Work required:
Repeat the listing that follows, character for character, minus the pictures.

Rows:

___

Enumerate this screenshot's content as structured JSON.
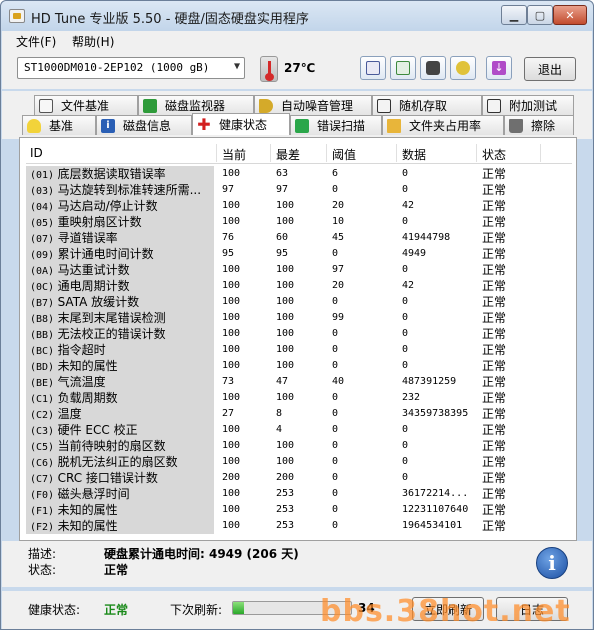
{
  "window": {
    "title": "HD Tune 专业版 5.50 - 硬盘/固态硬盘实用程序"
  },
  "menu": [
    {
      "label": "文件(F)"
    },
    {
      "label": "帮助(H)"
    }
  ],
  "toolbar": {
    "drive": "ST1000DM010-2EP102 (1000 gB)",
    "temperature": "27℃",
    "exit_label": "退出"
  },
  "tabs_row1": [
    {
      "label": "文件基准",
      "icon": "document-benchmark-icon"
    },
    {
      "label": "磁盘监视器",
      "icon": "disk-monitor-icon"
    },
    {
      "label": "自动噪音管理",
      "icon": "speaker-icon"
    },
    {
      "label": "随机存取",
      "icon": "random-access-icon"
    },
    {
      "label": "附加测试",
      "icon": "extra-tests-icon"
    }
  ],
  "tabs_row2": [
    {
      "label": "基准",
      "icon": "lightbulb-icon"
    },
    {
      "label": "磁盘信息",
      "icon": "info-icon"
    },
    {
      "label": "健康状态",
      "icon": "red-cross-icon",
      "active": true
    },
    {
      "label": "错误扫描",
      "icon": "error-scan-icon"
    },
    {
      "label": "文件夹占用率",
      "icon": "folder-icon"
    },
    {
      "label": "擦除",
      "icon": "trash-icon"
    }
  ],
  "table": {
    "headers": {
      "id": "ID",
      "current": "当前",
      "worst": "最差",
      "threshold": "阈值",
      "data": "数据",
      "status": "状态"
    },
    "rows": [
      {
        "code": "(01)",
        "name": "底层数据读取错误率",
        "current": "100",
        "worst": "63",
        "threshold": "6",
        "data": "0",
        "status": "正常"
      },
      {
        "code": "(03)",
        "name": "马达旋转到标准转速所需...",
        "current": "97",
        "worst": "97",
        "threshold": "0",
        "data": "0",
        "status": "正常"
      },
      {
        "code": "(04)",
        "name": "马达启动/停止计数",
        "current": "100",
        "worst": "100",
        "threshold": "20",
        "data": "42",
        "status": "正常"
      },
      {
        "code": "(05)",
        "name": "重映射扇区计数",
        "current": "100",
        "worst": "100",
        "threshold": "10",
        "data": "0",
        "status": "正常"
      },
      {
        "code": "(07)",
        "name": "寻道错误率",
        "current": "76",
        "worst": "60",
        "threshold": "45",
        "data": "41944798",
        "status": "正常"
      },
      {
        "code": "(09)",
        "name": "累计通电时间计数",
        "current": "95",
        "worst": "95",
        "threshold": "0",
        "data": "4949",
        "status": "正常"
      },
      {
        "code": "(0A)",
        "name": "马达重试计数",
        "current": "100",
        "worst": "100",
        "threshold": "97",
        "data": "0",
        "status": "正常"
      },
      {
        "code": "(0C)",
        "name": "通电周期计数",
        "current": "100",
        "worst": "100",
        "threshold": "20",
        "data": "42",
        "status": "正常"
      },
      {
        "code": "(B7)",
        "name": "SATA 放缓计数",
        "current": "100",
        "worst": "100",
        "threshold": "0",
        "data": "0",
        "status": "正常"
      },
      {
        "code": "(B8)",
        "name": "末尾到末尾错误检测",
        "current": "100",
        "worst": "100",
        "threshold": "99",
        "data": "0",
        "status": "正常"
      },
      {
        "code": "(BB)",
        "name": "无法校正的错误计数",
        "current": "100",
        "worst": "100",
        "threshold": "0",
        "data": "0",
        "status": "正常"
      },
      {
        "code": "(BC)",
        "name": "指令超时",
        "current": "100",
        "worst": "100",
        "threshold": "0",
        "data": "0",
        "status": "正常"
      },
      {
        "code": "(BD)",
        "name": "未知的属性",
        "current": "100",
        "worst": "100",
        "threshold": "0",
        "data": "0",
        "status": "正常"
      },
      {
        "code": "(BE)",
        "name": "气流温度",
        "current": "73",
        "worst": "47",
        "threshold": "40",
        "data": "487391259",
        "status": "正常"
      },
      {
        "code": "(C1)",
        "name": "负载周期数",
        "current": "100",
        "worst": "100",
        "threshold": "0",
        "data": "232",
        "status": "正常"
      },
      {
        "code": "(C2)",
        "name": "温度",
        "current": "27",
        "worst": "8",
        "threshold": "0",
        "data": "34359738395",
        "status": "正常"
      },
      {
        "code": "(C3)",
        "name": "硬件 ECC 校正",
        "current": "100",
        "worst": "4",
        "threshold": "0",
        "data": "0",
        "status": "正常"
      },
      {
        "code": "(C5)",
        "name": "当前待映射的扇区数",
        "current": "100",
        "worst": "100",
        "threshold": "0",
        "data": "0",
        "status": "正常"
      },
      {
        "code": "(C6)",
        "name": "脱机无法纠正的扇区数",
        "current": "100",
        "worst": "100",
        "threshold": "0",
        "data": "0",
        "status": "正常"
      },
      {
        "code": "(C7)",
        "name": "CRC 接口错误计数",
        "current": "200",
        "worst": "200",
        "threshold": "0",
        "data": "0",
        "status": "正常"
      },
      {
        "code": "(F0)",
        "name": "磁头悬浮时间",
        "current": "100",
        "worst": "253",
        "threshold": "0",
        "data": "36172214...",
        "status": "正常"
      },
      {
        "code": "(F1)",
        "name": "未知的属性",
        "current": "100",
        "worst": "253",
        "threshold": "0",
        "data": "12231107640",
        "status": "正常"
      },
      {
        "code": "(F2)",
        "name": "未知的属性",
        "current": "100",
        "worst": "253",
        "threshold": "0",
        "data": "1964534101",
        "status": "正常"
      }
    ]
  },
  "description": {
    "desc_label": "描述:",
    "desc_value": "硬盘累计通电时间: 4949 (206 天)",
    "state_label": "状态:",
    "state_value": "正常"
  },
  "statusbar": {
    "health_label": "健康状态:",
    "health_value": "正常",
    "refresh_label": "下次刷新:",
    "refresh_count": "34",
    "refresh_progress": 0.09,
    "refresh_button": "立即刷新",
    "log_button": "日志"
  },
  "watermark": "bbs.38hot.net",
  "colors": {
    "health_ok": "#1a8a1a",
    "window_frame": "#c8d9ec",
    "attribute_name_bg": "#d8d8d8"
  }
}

___

Exercise response:
Enumerate this screenshot's content as structured JSON.
{
  "window": {
    "title": "HD Tune 专业版 5.50 - 硬盘/固态硬盘实用程序"
  },
  "menu": [
    {
      "label": "文件(F)"
    },
    {
      "label": "帮助(H)"
    }
  ],
  "toolbar": {
    "drive": "ST1000DM010-2EP102 (1000 gB)",
    "temperature": "27℃",
    "exit_label": "退出"
  },
  "tabs_row1": [
    {
      "label": "文件基准",
      "icon": "document-benchmark-icon"
    },
    {
      "label": "磁盘监视器",
      "icon": "disk-monitor-icon"
    },
    {
      "label": "自动噪音管理",
      "icon": "speaker-icon"
    },
    {
      "label": "随机存取",
      "icon": "random-access-icon"
    },
    {
      "label": "附加测试",
      "icon": "extra-tests-icon"
    }
  ],
  "tabs_row2": [
    {
      "label": "基准",
      "icon": "lightbulb-icon"
    },
    {
      "label": "磁盘信息",
      "icon": "info-icon"
    },
    {
      "label": "健康状态",
      "icon": "red-cross-icon",
      "active": true
    },
    {
      "label": "错误扫描",
      "icon": "error-scan-icon"
    },
    {
      "label": "文件夹占用率",
      "icon": "folder-icon"
    },
    {
      "label": "擦除",
      "icon": "trash-icon"
    }
  ],
  "table": {
    "headers": {
      "id": "ID",
      "current": "当前",
      "worst": "最差",
      "threshold": "阈值",
      "data": "数据",
      "status": "状态"
    },
    "rows": [
      {
        "code": "(01)",
        "name": "底层数据读取错误率",
        "current": "100",
        "worst": "63",
        "threshold": "6",
        "data": "0",
        "status": "正常"
      },
      {
        "code": "(03)",
        "name": "马达旋转到标准转速所需...",
        "current": "97",
        "worst": "97",
        "threshold": "0",
        "data": "0",
        "status": "正常"
      },
      {
        "code": "(04)",
        "name": "马达启动/停止计数",
        "current": "100",
        "worst": "100",
        "threshold": "20",
        "data": "42",
        "status": "正常"
      },
      {
        "code": "(05)",
        "name": "重映射扇区计数",
        "current": "100",
        "worst": "100",
        "threshold": "10",
        "data": "0",
        "status": "正常"
      },
      {
        "code": "(07)",
        "name": "寻道错误率",
        "current": "76",
        "worst": "60",
        "threshold": "45",
        "data": "41944798",
        "status": "正常"
      },
      {
        "code": "(09)",
        "name": "累计通电时间计数",
        "current": "95",
        "worst": "95",
        "threshold": "0",
        "data": "4949",
        "status": "正常"
      },
      {
        "code": "(0A)",
        "name": "马达重试计数",
        "current": "100",
        "worst": "100",
        "threshold": "97",
        "data": "0",
        "status": "正常"
      },
      {
        "code": "(0C)",
        "name": "通电周期计数",
        "current": "100",
        "worst": "100",
        "threshold": "20",
        "data": "42",
        "status": "正常"
      },
      {
        "code": "(B7)",
        "name": "SATA 放缓计数",
        "current": "100",
        "worst": "100",
        "threshold": "0",
        "data": "0",
        "status": "正常"
      },
      {
        "code": "(B8)",
        "name": "末尾到末尾错误检测",
        "current": "100",
        "worst": "100",
        "threshold": "99",
        "data": "0",
        "status": "正常"
      },
      {
        "code": "(BB)",
        "name": "无法校正的错误计数",
        "current": "100",
        "worst": "100",
        "threshold": "0",
        "data": "0",
        "status": "正常"
      },
      {
        "code": "(BC)",
        "name": "指令超时",
        "current": "100",
        "worst": "100",
        "threshold": "0",
        "data": "0",
        "status": "正常"
      },
      {
        "code": "(BD)",
        "name": "未知的属性",
        "current": "100",
        "worst": "100",
        "threshold": "0",
        "data": "0",
        "status": "正常"
      },
      {
        "code": "(BE)",
        "name": "气流温度",
        "current": "73",
        "worst": "47",
        "threshold": "40",
        "data": "487391259",
        "status": "正常"
      },
      {
        "code": "(C1)",
        "name": "负载周期数",
        "current": "100",
        "worst": "100",
        "threshold": "0",
        "data": "232",
        "status": "正常"
      },
      {
        "code": "(C2)",
        "name": "温度",
        "current": "27",
        "worst": "8",
        "threshold": "0",
        "data": "34359738395",
        "status": "正常"
      },
      {
        "code": "(C3)",
        "name": "硬件 ECC 校正",
        "current": "100",
        "worst": "4",
        "threshold": "0",
        "data": "0",
        "status": "正常"
      },
      {
        "code": "(C5)",
        "name": "当前待映射的扇区数",
        "current": "100",
        "worst": "100",
        "threshold": "0",
        "data": "0",
        "status": "正常"
      },
      {
        "code": "(C6)",
        "name": "脱机无法纠正的扇区数",
        "current": "100",
        "worst": "100",
        "threshold": "0",
        "data": "0",
        "status": "正常"
      },
      {
        "code": "(C7)",
        "name": "CRC 接口错误计数",
        "current": "200",
        "worst": "200",
        "threshold": "0",
        "data": "0",
        "status": "正常"
      },
      {
        "code": "(F0)",
        "name": "磁头悬浮时间",
        "current": "100",
        "worst": "253",
        "threshold": "0",
        "data": "36172214...",
        "status": "正常"
      },
      {
        "code": "(F1)",
        "name": "未知的属性",
        "current": "100",
        "worst": "253",
        "threshold": "0",
        "data": "12231107640",
        "status": "正常"
      },
      {
        "code": "(F2)",
        "name": "未知的属性",
        "current": "100",
        "worst": "253",
        "threshold": "0",
        "data": "1964534101",
        "status": "正常"
      }
    ]
  },
  "description": {
    "desc_label": "描述:",
    "desc_value": "硬盘累计通电时间: 4949 (206 天)",
    "state_label": "状态:",
    "state_value": "正常"
  },
  "statusbar": {
    "health_label": "健康状态:",
    "health_value": "正常",
    "refresh_label": "下次刷新:",
    "refresh_count": "34",
    "refresh_progress": 0.09,
    "refresh_button": "立即刷新",
    "log_button": "日志"
  },
  "watermark": "bbs.38hot.net",
  "colors": {
    "health_ok": "#1a8a1a",
    "window_frame": "#c8d9ec",
    "attribute_name_bg": "#d8d8d8"
  }
}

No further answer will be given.